**Work instructions**
List each line of the data that holds the string "Tesnet".

**Data records**
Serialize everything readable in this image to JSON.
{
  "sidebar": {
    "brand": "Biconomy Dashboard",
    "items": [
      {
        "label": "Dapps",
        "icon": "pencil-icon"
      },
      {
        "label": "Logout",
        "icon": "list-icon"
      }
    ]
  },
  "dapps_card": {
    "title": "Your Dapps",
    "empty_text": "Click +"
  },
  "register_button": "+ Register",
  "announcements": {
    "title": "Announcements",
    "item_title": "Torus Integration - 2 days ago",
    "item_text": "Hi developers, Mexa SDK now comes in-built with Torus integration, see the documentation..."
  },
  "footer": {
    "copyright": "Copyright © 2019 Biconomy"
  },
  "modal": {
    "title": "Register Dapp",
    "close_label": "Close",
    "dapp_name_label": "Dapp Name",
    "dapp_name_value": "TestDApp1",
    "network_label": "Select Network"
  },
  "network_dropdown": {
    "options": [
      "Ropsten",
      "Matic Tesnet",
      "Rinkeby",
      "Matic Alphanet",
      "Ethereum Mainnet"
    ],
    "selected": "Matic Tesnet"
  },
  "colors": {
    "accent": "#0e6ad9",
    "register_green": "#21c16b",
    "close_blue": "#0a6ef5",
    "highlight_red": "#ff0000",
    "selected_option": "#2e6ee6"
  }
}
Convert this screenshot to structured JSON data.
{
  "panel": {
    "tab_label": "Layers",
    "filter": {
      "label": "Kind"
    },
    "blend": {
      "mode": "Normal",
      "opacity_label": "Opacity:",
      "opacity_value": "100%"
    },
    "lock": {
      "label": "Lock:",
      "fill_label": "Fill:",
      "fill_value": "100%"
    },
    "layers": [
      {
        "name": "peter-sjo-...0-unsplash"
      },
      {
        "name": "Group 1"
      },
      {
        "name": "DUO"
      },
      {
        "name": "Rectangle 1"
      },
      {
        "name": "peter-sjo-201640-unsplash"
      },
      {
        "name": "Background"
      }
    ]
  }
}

**Answer to the exercise**
      "Matic Tesnet",
    "selected": "Matic Tesnet"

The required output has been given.